-- AIM OF THE TASK --
Every line from the one with "Transcribe this image's" through the final line must be written out exactly, and no other line; omit the pictures.

--- start DATASET CONTENT ---

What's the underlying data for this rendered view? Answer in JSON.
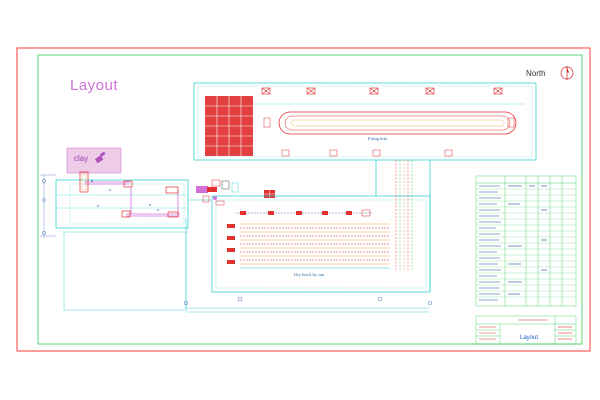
{
  "drawing": {
    "title": "Layout",
    "north_label": "North",
    "clay_label": "clay",
    "drying_label": "Firing kiln",
    "dry_brick_label": "Dry brick by sun",
    "title_block_name": "Layout"
  },
  "colors": {
    "outer_border": "#ff3b3b",
    "inner_border": "#33cc55",
    "cyan": "#22cccc",
    "red": "#e03030",
    "orange": "#e8a040",
    "blue": "#3060c0",
    "magenta": "#d070d8"
  }
}
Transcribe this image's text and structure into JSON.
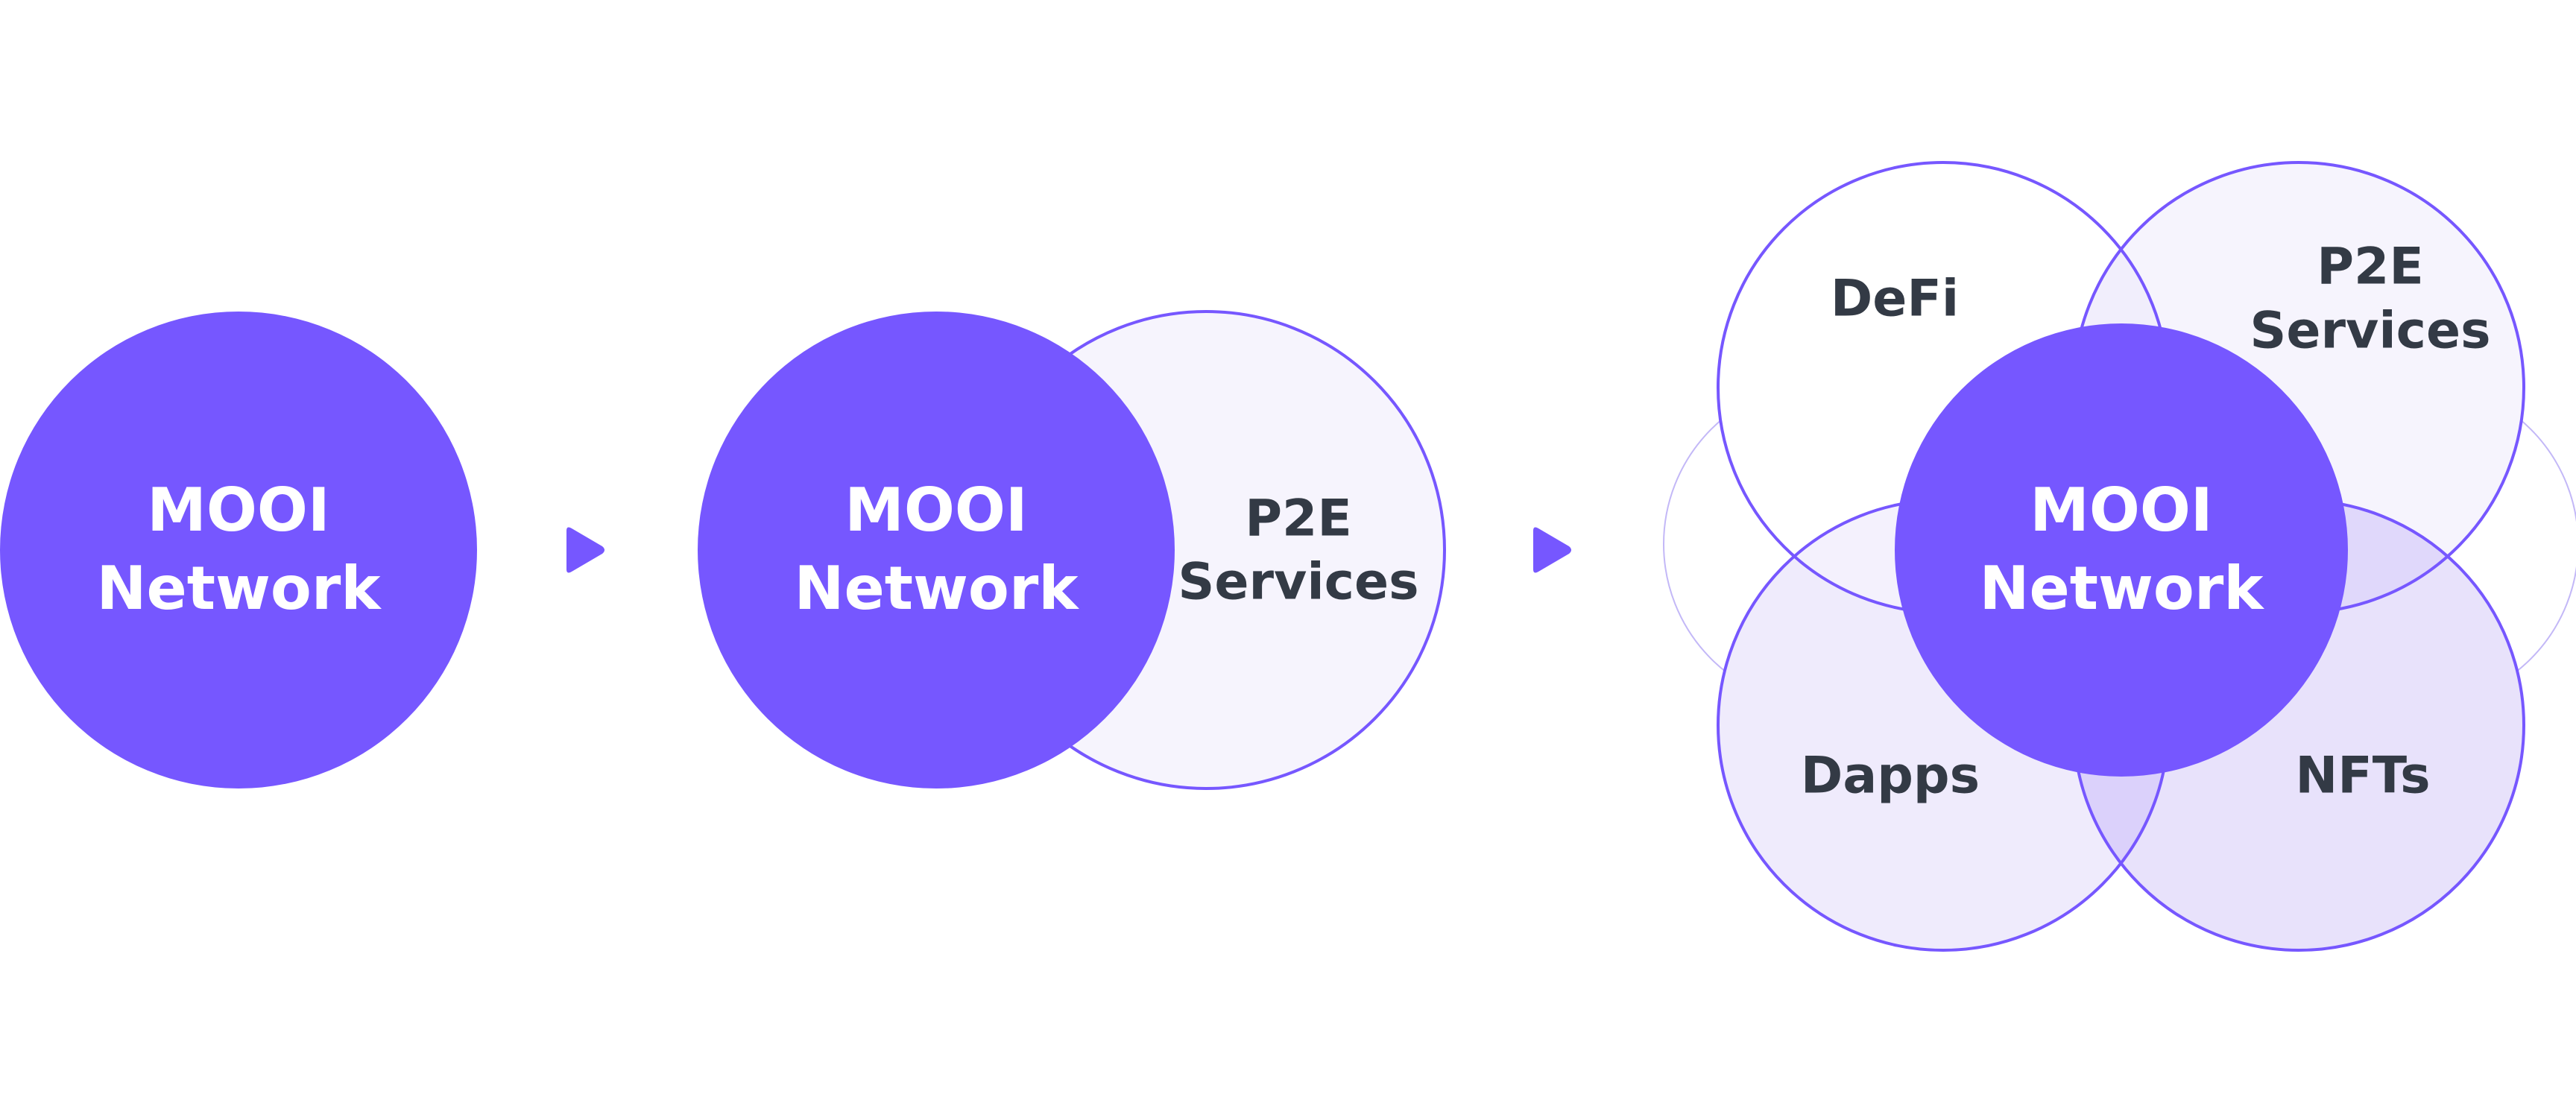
{
  "colors": {
    "primary": "#7657FF",
    "outline": "#7657FF",
    "light_fill": "#F6F4FD",
    "dapps_fill": "#EFEBFC",
    "nfts_fill": "#E8E2FB",
    "overlap_fill": "#DBD1FB",
    "text_dark": "#333A45",
    "text_light": "#FFFFFF"
  },
  "stage1": {
    "core_line1": "MOOI",
    "core_line2": "Network"
  },
  "stage2": {
    "core_line1": "MOOI",
    "core_line2": "Network",
    "service_line1": "P2E",
    "service_line2": "Services"
  },
  "stage3": {
    "core_line1": "MOOI",
    "core_line2": "Network",
    "defi": "DeFi",
    "p2e_line1": "P2E",
    "p2e_line2": "Services",
    "dapps": "Dapps",
    "nfts": "NFTs"
  },
  "arrows": [
    {
      "icon": "arrow-right-icon"
    },
    {
      "icon": "arrow-right-icon"
    }
  ]
}
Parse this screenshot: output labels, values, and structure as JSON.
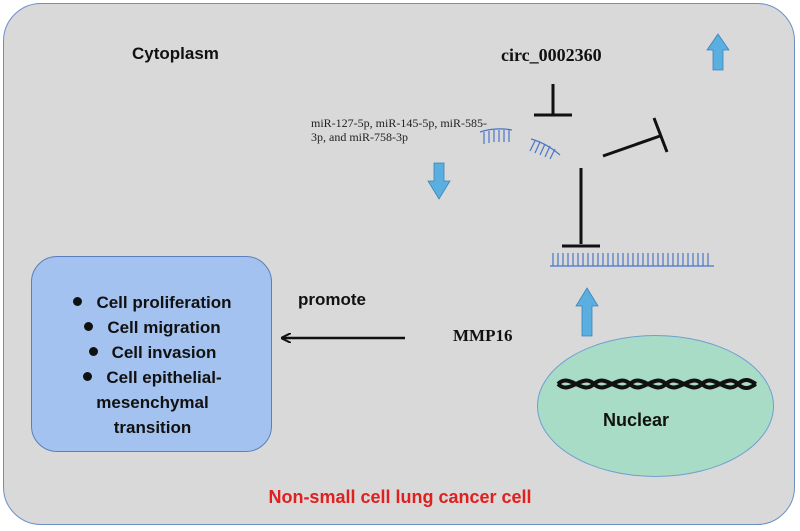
{
  "compartment_label": "Cytoplasm",
  "circrna_label": "circ_0002360",
  "mirna_label": "miR-127-5p, miR-145-5p, miR-585-3p, and miR-758-3p",
  "target_label": "MMP16",
  "arrow_label": "promote",
  "outcomes": [
    "Cell proliferation",
    "Cell migration",
    "Cell invasion",
    "Cell epithelial-mesenchymal transition"
  ],
  "nucleus_label": "Nuclear",
  "footer_label": "Non-small cell lung cancer cell",
  "colors": {
    "cell_fill": "#d9d9d9",
    "outcomes_fill": "#a3c2ef",
    "nucleus_fill": "#a8dcc6",
    "updown_arrow": "#5aaee0",
    "rna_strand": "#4a76c7",
    "footer_text": "#e0201f"
  },
  "icons": [
    "up-arrow-icon",
    "down-arrow-icon",
    "inhibition-icon",
    "activation-arrow-icon",
    "dna-helix-icon"
  ]
}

--- end DATASET CONTENT ---

-- OUTPUT OF THE EXERCISE --
Transcribe this image's text and structure into JSON.
{
  "colors": {
    "primary": "#7657FF",
    "outline": "#7657FF",
    "light_fill": "#F6F4FD",
    "dapps_fill": "#EFEBFC",
    "nfts_fill": "#E8E2FB",
    "overlap_fill": "#DBD1FB",
    "text_dark": "#333A45",
    "text_light": "#FFFFFF"
  },
  "stage1": {
    "core_line1": "MOOI",
    "core_line2": "Network"
  },
  "stage2": {
    "core_line1": "MOOI",
    "core_line2": "Network",
    "service_line1": "P2E",
    "service_line2": "Services"
  },
  "stage3": {
    "core_line1": "MOOI",
    "core_line2": "Network",
    "defi": "DeFi",
    "p2e_line1": "P2E",
    "p2e_line2": "Services",
    "dapps": "Dapps",
    "nfts": "NFTs"
  },
  "arrows": [
    {
      "icon": "arrow-right-icon"
    },
    {
      "icon": "arrow-right-icon"
    }
  ]
}
Parse this screenshot: output labels, values, and structure as JSON.
{
  "compartment_label": "Cytoplasm",
  "circrna_label": "circ_0002360",
  "mirna_label": "miR-127-5p, miR-145-5p, miR-585-3p, and miR-758-3p",
  "target_label": "MMP16",
  "arrow_label": "promote",
  "outcomes": [
    "Cell proliferation",
    "Cell migration",
    "Cell invasion",
    "Cell epithelial-mesenchymal transition"
  ],
  "nucleus_label": "Nuclear",
  "footer_label": "Non-small cell lung cancer cell",
  "colors": {
    "cell_fill": "#d9d9d9",
    "outcomes_fill": "#a3c2ef",
    "nucleus_fill": "#a8dcc6",
    "updown_arrow": "#5aaee0",
    "rna_strand": "#4a76c7",
    "footer_text": "#e0201f"
  },
  "icons": [
    "up-arrow-icon",
    "down-arrow-icon",
    "inhibition-icon",
    "activation-arrow-icon",
    "dna-helix-icon"
  ]
}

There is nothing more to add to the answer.